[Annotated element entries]
━━━━━━━━

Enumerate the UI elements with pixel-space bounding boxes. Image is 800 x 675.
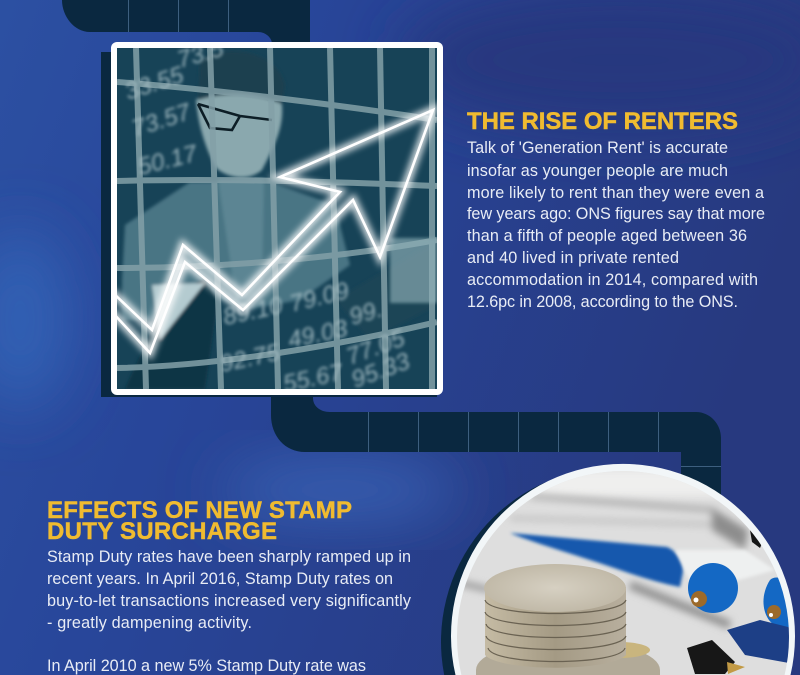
rising arrow	[112, 110, 433, 353]
text block: the rise of renters	[467, 139, 765, 311]
ticker numbers	[122, 35, 414, 398]
circle shadow	[441, 468, 789, 675]
ticker numbers: 55.67	[281, 359, 347, 398]
circular photo: coins and pens	[450, 464, 800, 675]
heading: effects of new stamp duty surcharge	[47, 497, 352, 545]
ticker numbers: 49.03	[286, 315, 351, 354]
ticker numbers: 73.57	[129, 98, 196, 143]
coin stack	[484, 564, 626, 668]
top connector band	[62, 0, 310, 44]
ticker numbers: 92.75	[218, 339, 283, 378]
blue pen	[510, 533, 683, 587]
ticker numbers: 33.55	[122, 61, 188, 106]
ticker numbers: 99.	[346, 296, 386, 331]
text block: stamp duty: buy-to-let transactions increased very significantly	[47, 592, 412, 610]
heading: effects of new stamp duty surcharge: DUTY SURCHARGE	[47, 518, 277, 545]
photo shadow panel	[101, 52, 437, 397]
text block: stamp duty	[47, 548, 412, 675]
heading: the rise of renters: THE RISE OF RENTERS	[467, 108, 738, 135]
glasses	[198, 104, 272, 130]
photo: analyst with rising arrow	[111, 35, 443, 398]
text block: the rise of renters: Talk of 'Generation Rent' is accurate	[467, 139, 728, 157]
grid lines	[117, 48, 437, 389]
text block: the rise of renters: more likely to rent than they were even a	[467, 184, 764, 202]
text block: the rise of renters: 12.6pc in 2008, according to the ONS.	[467, 293, 738, 311]
ticker numbers: 50.17	[135, 140, 201, 181]
lower large coin	[476, 654, 660, 675]
hexagon patch	[390, 238, 437, 303]
text block: stamp duty: recent years. In April 2016, Stamp Duty rates on	[47, 570, 393, 588]
pen caps	[687, 563, 800, 674]
ticker numbers: 95.33	[348, 348, 414, 394]
text block: the rise of renters: few years ago: ONS figures say that more	[467, 205, 765, 223]
text block: the rise of renters: accommodation in 2014, compared with	[467, 271, 758, 289]
ticker numbers: 73.5	[174, 35, 227, 74]
lower connector band	[271, 390, 721, 495]
ticker numbers: 89.10	[221, 292, 286, 331]
paper stripes	[460, 496, 748, 625]
text block: stamp duty: Stamp Duty rates have been sharply ramped up in	[47, 548, 411, 566]
heading: effects of new stamp duty surcharge: EFFECTS OF NEW STAMP	[47, 497, 352, 524]
pen tip dark mark	[750, 530, 762, 548]
text block: the rise of renters: and 40 lived in private rented	[467, 249, 679, 267]
text block: the rise of renters: than a fifth of people aged between 36	[467, 227, 747, 245]
ticker numbers: 77.05	[343, 325, 409, 371]
white pen barrel	[674, 548, 772, 580]
ticker numbers: 79.09	[287, 277, 352, 318]
text block: stamp duty: In April 2010 a new 5% Stamp Duty rate was	[47, 657, 366, 675]
text block: stamp duty: - greatly dampening activity.	[47, 614, 252, 632]
figure of the man	[120, 54, 351, 389]
text block: the rise of renters: insofar as younger people are much	[467, 162, 728, 180]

━━━━━━━━

- **What to do**: Reproduce the lines of the records above word for word, omitting the picture placeholders from your output.

- **Final result**:
Enumerate the UI elements with pixel-space bounding boxes. Image is 800 x 675.
rising arrow	[112, 110, 433, 353]
text block: the rise of renters	[467, 139, 765, 311]
ticker numbers	[122, 35, 414, 398]
circle shadow	[441, 468, 789, 675]
ticker numbers: 55.67	[281, 359, 347, 398]
circular photo: coins and pens	[450, 464, 800, 675]
heading: effects of new stamp duty surcharge	[47, 497, 352, 545]
ticker numbers: 49.03	[286, 315, 351, 354]
ticker numbers: 73.57	[129, 98, 196, 143]
coin stack	[484, 564, 626, 668]
top connector band	[62, 0, 310, 44]
ticker numbers: 92.75	[218, 339, 283, 378]
blue pen	[510, 533, 683, 587]
ticker numbers: 33.55	[122, 61, 188, 106]
ticker numbers: 99.	[346, 296, 386, 331]
text block: stamp duty: buy-to-let transactions increased very significantly	[47, 592, 412, 610]
heading: effects of new stamp duty surcharge: DUTY SURCHARGE	[47, 518, 277, 545]
photo shadow panel	[101, 52, 437, 397]
text block: stamp duty	[47, 548, 412, 675]
heading: the rise of renters: THE RISE OF RENTERS	[467, 108, 738, 135]
glasses	[198, 104, 272, 130]
photo: analyst with rising arrow	[111, 35, 443, 398]
text block: the rise of renters: Talk of 'Generation Rent' is accurate	[467, 139, 728, 157]
grid lines	[117, 48, 437, 389]
text block: the rise of renters: more likely to rent than they were even a	[467, 184, 764, 202]
text block: the rise of renters: 12.6pc in 2008, according to the ONS.	[467, 293, 738, 311]
ticker numbers: 50.17	[135, 140, 201, 181]
lower large coin	[476, 654, 660, 675]
hexagon patch	[390, 238, 437, 303]
text block: stamp duty: recent years. In April 2016, Stamp Duty rates on	[47, 570, 393, 588]
pen caps	[687, 563, 800, 674]
ticker numbers: 95.33	[348, 348, 414, 394]
text block: the rise of renters: few years ago: ONS figures say that more	[467, 205, 765, 223]
text block: the rise of renters: accommodation in 2014, compared with	[467, 271, 758, 289]
ticker numbers: 73.5	[174, 35, 227, 74]
lower connector band	[271, 390, 721, 495]
ticker numbers: 89.10	[221, 292, 286, 331]
paper stripes	[460, 496, 748, 625]
text block: stamp duty: Stamp Duty rates have been sharply ramped up in	[47, 548, 411, 566]
heading: effects of new stamp duty surcharge: EFFECTS OF NEW STAMP	[47, 497, 352, 524]
pen tip dark mark	[750, 530, 762, 548]
text block: the rise of renters: and 40 lived in private rented	[467, 249, 679, 267]
text block: the rise of renters: than a fifth of people aged between 36	[467, 227, 747, 245]
ticker numbers: 77.05	[343, 325, 409, 371]
white pen barrel	[674, 548, 772, 580]
ticker numbers: 79.09	[287, 277, 352, 318]
text block: stamp duty: In April 2010 a new 5% Stamp Duty rate was	[47, 657, 366, 675]
text block: stamp duty: - greatly dampening activity.	[47, 614, 252, 632]
figure of the man	[120, 54, 351, 389]
text block: the rise of renters: insofar as younger people are much	[467, 162, 728, 180]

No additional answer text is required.